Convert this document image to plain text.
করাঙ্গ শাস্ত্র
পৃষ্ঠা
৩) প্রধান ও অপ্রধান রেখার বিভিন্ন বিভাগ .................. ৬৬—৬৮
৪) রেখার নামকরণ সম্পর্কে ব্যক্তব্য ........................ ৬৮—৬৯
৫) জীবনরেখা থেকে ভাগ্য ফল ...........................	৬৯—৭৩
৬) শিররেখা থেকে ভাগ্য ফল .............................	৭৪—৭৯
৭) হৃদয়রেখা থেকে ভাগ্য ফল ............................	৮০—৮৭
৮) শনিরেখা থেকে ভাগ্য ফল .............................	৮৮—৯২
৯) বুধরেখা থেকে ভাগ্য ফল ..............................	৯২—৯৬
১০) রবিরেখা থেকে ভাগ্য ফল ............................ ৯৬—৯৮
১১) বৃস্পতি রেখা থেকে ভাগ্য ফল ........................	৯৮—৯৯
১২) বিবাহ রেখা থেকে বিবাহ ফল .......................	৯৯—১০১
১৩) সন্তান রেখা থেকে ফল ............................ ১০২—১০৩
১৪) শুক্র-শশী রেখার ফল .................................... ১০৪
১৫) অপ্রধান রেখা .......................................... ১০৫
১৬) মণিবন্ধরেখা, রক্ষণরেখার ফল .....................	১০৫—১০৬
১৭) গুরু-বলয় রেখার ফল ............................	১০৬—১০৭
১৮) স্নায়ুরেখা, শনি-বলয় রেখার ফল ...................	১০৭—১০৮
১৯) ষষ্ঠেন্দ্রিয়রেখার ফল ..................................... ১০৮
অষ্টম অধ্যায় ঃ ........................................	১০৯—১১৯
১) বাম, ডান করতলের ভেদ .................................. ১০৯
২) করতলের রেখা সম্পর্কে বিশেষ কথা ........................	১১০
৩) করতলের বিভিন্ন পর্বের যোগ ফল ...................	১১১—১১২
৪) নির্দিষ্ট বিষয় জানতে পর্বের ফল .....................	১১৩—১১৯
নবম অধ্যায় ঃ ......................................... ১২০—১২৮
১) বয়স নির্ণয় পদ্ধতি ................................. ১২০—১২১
^^^^
### [AIM]
Retype the material in full, character for character.

### [EXERCISE RESPONSE]
Convert this document image to plain text.
করাঙ্গ শাস্ত্র
পৃষ্ঠা
৩) প্রধান ও অপ্রধান রেখার বিভিন্ন বিভাগ .................. ৬৬—৬৮
৪) রেখার নামকরণ সম্পর্কে ব্যক্তব্য ........................ ৬৮—৬৯
৫) জীবনরেখা থেকে ভাগ্য ফল ...........................	৬৯—৭৩
৬) শিররেখা থেকে ভাগ্য ফল .............................	৭৪—৭৯
৭) হৃদয়রেখা থেকে ভাগ্য ফল ............................	৮০—৮৭
৮) শনিরেখা থেকে ভাগ্য ফল .............................	৮৮—৯২
৯) বুধরেখা থেকে ভাগ্য ফল ..............................	৯২—৯৬
১০) রবিরেখা থেকে ভাগ্য ফল ............................ ৯৬—৯৮
১১) বৃস্পতি রেখা থেকে ভাগ্য ফল ........................	৯৮—৯৯
১২) বিবাহ রেখা থেকে বিবাহ ফল .......................	৯৯—১০১
১৩) সন্তান রেখা থেকে ফল ............................ ১০২—১০৩
১৪) শুক্র-শশী রেখার ফল .................................... ১০৪
১৫) অপ্রধান রেখা .......................................... ১০৫
১৬) মণিবন্ধরেখা, রক্ষণরেখার ফল .....................	১০৫—১০৬
১৭) গুরু-বলয় রেখার ফল ............................	১০৬—১০৭
১৮) স্নায়ুরেখা, শনি-বলয় রেখার ফল ...................	১০৭—১০৮
১৯) ষষ্ঠেন্দ্রিয়রেখার ফল ..................................... ১০৮
অষ্টম অধ্যায় ঃ ........................................	১০৯—১১৯
১) বাম, ডান করতলের ভেদ .................................. ১০৯
২) করতলের রেখা সম্পর্কে বিশেষ কথা ........................	১১০
৩) করতলের বিভিন্ন পর্বের যোগ ফল ...................	১১১—১১২
৪) নির্দিষ্ট বিষয় জানতে পর্বের ফল .....................	১১৩—১১৯
নবম অধ্যায় ঃ ......................................... ১২০—১২৮
১) বয়স নির্ণয় পদ্ধতি ................................. ১২০—১২১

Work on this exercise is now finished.